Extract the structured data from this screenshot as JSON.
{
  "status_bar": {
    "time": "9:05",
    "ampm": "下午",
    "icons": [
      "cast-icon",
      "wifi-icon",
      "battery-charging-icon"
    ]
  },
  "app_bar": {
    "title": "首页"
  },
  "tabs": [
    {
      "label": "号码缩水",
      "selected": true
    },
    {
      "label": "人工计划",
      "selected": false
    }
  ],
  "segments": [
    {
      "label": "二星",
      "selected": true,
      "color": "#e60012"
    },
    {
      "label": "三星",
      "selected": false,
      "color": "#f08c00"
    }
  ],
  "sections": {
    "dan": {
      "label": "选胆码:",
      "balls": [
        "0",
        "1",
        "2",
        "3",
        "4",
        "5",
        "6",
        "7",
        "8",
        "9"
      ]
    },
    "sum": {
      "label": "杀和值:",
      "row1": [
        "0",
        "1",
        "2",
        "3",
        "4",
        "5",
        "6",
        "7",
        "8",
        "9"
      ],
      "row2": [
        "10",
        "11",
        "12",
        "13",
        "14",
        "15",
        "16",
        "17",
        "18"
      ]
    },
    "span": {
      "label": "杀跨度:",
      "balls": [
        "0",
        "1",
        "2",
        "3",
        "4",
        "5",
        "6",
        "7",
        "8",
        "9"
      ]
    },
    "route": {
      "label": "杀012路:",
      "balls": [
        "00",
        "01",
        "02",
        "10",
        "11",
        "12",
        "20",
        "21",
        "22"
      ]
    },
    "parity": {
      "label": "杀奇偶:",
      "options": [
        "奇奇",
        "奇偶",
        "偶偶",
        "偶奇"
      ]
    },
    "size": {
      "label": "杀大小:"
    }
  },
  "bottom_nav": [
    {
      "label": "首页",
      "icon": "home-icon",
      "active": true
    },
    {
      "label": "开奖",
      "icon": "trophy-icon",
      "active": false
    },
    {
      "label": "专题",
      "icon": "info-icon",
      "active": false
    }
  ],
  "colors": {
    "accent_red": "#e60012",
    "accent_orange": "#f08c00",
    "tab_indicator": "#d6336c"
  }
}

#### WHAT YOU WILL DO
Out of the records, collect only those lines that contain the string "selected".

#### ANSWER TO THIS PROBLEM
      "selected": true
      "selected": false
      "selected": true,
      "selected": false,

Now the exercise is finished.